## Tareas a realizar
a) Según el texto sobre el liderazgo, ¿en qué entornos puede observarse desde pequeños esta habilidad en algunos niños?
b) Prosiga el texto sobre el liderazgo a partir de su última oración.

## Fragmento del documento

⁂

UN LIDER ¿NACE O SE HACE?
El liderazgo es un estado inherente a la personalidad de cada quien. No vamos a una escuela a prepararnos para llegar a ser líderes, sino que es una actitud propia de la psiquis de cada individuo. De hecho, podemos ver, cómo desde pequeños en una guardería o clase, esta habilidad ya está presente en algunos niños, que ejercen influencia sobre el resto de sus compañeros.
Sin embargo, para llegar a ser un buen líder y
aprender a gestionar equipos a nivel organizacional, no basta con
tener “madera de líder”, sino que se hace necesario afinar y ampliar el bagaje
intelectual para enfrentar de la mejor manera los retos diarios que se vayan
presentando en los distintos niveles de competencias de la empresa.

⁂

## Material extraído
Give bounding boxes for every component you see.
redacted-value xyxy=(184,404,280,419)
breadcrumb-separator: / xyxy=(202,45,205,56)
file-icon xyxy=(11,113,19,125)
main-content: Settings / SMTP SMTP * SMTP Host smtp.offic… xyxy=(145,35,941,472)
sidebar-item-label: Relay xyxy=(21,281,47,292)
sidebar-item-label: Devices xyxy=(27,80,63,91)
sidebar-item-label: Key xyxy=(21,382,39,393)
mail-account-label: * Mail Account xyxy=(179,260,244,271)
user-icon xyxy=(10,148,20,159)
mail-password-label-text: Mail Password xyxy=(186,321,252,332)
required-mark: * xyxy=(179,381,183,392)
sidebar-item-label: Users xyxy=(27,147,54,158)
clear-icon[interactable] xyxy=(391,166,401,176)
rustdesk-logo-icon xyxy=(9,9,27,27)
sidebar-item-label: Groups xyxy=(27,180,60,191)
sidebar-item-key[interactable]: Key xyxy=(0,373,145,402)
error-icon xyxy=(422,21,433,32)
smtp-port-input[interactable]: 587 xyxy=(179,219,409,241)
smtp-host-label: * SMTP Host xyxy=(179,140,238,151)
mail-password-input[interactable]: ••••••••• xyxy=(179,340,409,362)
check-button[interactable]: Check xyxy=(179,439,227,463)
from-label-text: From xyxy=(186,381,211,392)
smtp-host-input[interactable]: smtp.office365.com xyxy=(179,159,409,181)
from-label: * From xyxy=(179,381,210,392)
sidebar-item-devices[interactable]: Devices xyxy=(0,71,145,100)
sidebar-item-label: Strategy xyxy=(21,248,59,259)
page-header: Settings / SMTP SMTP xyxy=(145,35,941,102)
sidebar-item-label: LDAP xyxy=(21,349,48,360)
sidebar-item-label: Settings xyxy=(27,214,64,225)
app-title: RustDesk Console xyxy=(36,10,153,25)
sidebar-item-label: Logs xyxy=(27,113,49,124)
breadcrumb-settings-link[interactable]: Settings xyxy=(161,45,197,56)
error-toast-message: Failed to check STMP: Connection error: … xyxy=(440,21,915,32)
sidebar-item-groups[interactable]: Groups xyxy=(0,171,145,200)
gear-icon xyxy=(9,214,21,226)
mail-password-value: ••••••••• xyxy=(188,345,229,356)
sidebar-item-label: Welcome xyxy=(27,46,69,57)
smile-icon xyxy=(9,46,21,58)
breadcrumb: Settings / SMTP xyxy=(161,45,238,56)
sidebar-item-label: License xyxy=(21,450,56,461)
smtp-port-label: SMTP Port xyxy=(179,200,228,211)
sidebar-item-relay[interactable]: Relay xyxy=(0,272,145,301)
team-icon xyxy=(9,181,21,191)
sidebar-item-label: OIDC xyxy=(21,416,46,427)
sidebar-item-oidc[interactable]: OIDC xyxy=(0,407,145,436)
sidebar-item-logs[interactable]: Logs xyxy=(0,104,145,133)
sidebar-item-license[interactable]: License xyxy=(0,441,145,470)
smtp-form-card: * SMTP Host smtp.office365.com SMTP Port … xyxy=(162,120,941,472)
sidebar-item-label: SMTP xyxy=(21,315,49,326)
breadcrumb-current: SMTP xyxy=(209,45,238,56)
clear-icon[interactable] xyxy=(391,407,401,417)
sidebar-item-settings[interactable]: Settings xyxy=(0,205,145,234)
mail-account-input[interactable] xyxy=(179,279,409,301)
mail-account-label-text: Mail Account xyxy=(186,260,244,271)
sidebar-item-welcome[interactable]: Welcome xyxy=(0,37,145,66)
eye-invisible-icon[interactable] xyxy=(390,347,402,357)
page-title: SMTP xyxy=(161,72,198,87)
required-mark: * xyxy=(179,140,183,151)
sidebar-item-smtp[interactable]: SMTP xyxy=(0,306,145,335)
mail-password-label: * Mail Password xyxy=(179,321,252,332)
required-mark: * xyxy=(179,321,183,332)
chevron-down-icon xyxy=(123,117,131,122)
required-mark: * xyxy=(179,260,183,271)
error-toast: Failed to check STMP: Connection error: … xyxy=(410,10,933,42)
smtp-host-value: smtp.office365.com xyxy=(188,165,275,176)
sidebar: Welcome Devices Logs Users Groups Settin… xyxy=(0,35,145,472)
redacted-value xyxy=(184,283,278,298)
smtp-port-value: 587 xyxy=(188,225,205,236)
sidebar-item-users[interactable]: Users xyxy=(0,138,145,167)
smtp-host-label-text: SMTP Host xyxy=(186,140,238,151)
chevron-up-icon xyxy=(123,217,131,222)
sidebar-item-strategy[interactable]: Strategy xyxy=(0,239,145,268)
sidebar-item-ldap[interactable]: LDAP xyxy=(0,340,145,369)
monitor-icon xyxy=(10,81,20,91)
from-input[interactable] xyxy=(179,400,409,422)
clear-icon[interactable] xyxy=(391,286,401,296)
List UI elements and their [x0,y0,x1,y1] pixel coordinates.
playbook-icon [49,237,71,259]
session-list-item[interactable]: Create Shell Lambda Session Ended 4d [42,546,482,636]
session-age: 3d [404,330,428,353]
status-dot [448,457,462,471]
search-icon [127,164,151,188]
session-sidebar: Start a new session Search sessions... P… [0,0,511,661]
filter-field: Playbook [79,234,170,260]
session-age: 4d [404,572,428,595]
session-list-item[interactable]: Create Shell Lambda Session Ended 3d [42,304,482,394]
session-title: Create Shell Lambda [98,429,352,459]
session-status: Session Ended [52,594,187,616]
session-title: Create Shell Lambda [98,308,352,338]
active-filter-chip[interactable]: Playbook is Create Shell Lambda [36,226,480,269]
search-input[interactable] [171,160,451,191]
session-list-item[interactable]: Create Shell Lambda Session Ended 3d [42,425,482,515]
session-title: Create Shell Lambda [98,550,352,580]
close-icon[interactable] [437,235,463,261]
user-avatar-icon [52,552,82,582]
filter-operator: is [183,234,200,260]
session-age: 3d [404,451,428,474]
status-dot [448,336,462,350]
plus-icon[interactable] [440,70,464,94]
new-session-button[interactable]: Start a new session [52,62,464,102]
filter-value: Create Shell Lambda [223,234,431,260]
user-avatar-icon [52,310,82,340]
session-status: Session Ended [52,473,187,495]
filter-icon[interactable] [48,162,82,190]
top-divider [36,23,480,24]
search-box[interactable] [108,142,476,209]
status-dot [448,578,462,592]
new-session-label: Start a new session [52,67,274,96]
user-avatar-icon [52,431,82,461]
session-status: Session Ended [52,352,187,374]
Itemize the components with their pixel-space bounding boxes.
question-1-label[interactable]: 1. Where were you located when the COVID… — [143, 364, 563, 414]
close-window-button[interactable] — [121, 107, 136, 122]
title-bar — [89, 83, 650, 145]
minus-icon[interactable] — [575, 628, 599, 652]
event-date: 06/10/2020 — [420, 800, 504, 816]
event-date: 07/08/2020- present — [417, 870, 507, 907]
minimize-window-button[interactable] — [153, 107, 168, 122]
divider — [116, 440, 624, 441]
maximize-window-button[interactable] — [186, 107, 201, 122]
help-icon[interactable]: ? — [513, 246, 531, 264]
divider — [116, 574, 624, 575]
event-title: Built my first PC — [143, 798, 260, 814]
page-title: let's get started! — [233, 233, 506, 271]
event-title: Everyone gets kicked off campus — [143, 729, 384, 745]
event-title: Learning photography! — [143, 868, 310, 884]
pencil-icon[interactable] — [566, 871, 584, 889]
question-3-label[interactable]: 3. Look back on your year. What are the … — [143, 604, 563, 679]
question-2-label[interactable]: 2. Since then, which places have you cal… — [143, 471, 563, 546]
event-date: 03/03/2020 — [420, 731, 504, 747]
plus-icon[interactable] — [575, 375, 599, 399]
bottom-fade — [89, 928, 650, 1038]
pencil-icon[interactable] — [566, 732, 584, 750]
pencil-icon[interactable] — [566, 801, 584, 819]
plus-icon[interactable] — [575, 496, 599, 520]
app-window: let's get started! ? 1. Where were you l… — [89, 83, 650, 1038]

⁂

## Respuestas en orden
a) En una guardería o clase.

b)
Es difícil establecer una línea divisoria entre la carga
vital que acompaña e inclina a un líder hacia determinado rango o
nivel de ocupación gerencial y las capacidades adquiridas a través de la
formación. La iniciativa, definida como la capacidad de emprender ideas
innovadoras, puede considerarse como algo innato, pero, ampliar la visión de lo
que se quiere hacer y la forma de llevarla a la práctica, es un ejercicio que
se puede mejorar sólo a través del aprendizaje y la experiencia.
De allí que, para alcanzar niveles de excelencia es
necesario, más bien imprescindible, prepararse de forma permanente, estar
atentos a las nuevas corrientes de acción, y prodigar con sello propio, ideas y
proyectos que estén enmarcados en esas visiones innovadoras y de progreso.